Start of DATASET RECORDS
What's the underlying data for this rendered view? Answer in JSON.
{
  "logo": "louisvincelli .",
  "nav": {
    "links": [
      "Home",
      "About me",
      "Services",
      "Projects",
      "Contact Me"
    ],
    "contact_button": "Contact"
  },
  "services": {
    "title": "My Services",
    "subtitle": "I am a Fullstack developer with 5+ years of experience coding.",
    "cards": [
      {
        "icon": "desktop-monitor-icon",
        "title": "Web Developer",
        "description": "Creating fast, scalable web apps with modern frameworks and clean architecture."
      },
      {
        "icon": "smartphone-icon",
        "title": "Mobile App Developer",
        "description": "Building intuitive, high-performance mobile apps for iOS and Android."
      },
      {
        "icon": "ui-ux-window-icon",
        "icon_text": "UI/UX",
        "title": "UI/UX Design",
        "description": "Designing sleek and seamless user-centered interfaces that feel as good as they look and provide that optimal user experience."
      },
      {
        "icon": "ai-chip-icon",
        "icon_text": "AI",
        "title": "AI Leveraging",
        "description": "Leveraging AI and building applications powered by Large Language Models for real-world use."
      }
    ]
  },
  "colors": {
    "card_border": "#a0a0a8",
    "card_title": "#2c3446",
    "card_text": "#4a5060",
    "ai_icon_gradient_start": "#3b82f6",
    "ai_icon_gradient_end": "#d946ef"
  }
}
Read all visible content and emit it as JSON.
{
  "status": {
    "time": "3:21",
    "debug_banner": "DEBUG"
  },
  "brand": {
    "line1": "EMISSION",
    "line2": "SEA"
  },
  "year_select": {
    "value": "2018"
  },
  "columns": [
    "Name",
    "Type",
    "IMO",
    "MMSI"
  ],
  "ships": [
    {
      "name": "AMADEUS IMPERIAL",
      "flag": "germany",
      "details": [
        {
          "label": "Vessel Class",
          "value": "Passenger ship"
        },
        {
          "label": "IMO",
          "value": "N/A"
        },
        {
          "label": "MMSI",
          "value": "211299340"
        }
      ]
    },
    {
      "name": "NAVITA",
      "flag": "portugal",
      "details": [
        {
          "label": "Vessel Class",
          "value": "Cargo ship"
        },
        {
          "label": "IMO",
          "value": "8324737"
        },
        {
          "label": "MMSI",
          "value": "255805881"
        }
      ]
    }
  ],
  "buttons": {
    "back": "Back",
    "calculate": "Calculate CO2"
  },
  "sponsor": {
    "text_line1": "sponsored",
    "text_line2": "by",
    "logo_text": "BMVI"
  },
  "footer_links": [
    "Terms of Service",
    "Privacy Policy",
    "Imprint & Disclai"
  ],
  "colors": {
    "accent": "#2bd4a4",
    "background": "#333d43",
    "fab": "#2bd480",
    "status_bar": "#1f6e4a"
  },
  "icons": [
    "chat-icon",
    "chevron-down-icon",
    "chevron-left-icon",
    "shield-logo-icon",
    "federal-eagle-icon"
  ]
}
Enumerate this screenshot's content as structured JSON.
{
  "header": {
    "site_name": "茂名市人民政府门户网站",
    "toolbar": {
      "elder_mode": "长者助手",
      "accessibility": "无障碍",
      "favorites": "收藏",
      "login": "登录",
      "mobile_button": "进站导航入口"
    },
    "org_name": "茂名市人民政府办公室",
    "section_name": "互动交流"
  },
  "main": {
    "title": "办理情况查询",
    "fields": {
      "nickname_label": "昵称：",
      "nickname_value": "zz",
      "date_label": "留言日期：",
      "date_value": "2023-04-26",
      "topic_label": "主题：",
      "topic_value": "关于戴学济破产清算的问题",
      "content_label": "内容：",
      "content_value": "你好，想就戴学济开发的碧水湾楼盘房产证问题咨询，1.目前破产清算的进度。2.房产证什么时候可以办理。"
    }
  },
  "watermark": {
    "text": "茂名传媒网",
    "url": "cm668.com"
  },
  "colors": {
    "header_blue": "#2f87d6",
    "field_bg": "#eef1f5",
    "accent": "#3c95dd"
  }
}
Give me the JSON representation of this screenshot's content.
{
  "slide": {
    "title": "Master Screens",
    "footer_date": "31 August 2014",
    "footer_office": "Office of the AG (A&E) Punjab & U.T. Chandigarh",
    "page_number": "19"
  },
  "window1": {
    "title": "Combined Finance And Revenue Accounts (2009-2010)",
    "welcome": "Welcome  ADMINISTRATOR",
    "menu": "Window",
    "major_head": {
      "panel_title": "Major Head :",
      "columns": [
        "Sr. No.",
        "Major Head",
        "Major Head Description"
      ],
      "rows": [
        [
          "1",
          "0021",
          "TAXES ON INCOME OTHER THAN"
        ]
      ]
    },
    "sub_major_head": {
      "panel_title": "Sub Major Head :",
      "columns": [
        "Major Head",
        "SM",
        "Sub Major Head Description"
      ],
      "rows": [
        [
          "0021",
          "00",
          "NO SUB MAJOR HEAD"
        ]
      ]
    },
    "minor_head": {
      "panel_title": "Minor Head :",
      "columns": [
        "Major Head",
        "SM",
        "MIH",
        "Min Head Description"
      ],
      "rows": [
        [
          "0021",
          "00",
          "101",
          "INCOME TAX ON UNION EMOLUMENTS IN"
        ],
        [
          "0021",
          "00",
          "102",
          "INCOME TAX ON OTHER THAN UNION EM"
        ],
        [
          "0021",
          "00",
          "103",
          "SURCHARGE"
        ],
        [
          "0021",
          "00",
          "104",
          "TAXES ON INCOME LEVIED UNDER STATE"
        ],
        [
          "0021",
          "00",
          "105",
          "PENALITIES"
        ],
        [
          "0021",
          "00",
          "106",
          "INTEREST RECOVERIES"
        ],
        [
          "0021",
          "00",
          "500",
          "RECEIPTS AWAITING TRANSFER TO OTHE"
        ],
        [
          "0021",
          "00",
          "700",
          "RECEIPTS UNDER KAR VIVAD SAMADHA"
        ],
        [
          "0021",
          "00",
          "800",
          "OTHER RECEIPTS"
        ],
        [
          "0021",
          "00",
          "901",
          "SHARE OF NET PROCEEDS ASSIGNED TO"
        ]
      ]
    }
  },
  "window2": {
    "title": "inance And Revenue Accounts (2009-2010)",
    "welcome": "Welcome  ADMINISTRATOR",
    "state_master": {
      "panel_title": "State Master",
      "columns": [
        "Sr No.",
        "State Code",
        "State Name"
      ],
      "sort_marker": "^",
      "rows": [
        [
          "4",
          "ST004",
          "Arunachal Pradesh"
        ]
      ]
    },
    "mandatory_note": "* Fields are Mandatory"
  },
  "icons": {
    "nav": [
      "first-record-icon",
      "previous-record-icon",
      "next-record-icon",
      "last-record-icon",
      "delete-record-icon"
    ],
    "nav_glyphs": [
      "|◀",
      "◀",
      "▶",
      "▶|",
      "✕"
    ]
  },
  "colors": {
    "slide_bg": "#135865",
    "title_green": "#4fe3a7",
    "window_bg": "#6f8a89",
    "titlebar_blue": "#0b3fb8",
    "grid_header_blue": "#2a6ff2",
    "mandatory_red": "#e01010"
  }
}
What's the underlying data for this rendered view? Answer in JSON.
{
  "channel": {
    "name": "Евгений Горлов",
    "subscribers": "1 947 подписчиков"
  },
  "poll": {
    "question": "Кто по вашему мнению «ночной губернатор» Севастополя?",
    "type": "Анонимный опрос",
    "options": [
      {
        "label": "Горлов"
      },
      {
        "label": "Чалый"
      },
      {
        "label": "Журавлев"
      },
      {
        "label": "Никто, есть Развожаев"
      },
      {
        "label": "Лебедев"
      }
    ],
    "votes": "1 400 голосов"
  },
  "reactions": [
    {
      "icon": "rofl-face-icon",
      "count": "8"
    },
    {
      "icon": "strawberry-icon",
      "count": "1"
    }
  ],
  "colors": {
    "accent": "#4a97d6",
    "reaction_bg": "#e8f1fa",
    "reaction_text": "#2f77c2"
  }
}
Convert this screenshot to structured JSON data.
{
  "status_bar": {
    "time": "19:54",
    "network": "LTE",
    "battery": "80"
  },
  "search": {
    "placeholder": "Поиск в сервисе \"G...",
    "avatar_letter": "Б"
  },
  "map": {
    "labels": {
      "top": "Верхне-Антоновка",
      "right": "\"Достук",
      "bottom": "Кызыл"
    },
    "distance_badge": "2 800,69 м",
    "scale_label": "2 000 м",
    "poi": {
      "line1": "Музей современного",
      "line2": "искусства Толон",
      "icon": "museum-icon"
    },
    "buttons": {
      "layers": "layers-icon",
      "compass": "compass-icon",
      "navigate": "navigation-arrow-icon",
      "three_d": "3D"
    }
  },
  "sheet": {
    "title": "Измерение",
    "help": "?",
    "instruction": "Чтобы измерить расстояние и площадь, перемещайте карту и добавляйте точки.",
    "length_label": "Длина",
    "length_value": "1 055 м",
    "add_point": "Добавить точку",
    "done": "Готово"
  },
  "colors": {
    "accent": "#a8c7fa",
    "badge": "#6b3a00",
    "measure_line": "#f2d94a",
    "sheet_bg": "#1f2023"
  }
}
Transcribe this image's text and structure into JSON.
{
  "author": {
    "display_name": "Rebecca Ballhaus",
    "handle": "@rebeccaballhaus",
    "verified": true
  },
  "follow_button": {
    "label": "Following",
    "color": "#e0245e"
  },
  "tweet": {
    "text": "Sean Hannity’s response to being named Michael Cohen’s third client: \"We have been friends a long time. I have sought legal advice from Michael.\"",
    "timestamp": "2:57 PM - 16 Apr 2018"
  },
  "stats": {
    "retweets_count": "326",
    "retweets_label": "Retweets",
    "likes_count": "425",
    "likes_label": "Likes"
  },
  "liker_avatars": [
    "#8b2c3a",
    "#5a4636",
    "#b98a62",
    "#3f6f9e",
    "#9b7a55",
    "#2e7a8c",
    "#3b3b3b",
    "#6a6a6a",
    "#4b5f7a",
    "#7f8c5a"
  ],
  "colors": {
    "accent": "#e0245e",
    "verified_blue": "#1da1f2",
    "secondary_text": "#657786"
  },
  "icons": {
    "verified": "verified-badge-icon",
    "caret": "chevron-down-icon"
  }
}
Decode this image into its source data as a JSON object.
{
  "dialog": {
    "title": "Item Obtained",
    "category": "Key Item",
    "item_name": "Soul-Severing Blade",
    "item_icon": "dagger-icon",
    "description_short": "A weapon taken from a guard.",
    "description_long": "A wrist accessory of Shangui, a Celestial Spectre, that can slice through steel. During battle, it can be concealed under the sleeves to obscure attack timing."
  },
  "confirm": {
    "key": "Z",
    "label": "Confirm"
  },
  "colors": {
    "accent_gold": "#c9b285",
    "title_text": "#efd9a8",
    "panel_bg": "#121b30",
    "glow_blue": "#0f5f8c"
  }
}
End of DATASET RECORDS
AIM: Only the lines from the one containing "Decode this image" to the end of the data should be printed, exactly as they stand.

IN RESPONSE:
Decode this image into its source data as a JSON object.
{
  "dialog": {
    "title": "Item Obtained",
    "category": "Key Item",
    "item_name": "Soul-Severing Blade",
    "item_icon": "dagger-icon",
    "description_short": "A weapon taken from a guard.",
    "description_long": "A wrist accessory of Shangui, a Celestial Spectre, that can slice through steel. During battle, it can be concealed under the sleeves to obscure attack timing."
  },
  "confirm": {
    "key": "Z",
    "label": "Confirm"
  },
  "colors": {
    "accent_gold": "#c9b285",
    "title_text": "#efd9a8",
    "panel_bg": "#121b30",
    "glow_blue": "#0f5f8c"
  }
}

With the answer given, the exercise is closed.